• **WHAT IS NEEDED**
Each line containing the word "склонность" needs to be copied.

• **GIVEN RECORDS**
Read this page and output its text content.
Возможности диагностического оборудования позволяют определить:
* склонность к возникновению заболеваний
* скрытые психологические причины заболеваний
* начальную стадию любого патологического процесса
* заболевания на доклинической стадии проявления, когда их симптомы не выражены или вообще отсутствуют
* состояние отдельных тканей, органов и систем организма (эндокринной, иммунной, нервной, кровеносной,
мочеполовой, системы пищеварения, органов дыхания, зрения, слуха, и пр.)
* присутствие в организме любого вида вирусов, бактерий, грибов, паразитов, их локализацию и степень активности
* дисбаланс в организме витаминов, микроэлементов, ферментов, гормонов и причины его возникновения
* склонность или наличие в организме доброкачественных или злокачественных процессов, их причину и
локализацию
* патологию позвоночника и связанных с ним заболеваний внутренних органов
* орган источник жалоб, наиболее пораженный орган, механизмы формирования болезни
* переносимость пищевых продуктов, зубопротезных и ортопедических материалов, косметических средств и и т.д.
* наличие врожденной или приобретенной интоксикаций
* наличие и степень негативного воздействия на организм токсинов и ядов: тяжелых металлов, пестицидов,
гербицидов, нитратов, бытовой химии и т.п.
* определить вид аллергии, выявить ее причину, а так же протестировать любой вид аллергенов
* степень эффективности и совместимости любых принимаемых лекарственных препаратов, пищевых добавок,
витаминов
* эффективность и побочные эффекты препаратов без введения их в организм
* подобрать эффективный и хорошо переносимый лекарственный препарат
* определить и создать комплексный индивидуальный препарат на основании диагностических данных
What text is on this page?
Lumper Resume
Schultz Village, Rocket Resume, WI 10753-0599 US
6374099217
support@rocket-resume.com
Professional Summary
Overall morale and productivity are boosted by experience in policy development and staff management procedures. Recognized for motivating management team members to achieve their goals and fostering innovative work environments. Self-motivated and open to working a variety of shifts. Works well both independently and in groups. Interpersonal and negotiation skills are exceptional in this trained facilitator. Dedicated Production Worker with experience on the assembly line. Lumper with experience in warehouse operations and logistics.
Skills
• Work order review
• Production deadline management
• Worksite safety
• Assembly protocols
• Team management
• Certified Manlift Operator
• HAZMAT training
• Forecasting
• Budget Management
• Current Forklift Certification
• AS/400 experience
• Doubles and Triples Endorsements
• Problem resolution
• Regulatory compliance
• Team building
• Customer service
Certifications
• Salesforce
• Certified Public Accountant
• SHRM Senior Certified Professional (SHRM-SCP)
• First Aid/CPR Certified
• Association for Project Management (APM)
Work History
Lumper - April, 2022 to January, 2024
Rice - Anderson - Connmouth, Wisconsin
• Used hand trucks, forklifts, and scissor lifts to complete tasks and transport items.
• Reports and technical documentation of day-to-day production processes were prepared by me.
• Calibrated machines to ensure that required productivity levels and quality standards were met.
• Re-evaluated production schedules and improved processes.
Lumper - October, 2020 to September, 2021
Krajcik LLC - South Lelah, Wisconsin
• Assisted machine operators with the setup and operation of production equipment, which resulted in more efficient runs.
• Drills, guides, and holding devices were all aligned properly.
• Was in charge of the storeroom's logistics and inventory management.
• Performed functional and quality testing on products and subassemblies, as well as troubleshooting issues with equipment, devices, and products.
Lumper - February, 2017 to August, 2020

• **RIGHT ANSWER**
* склонность к возникновению заболеваний
* склонность или наличие в организме доброкачественных или злокачественных процессов, их причину и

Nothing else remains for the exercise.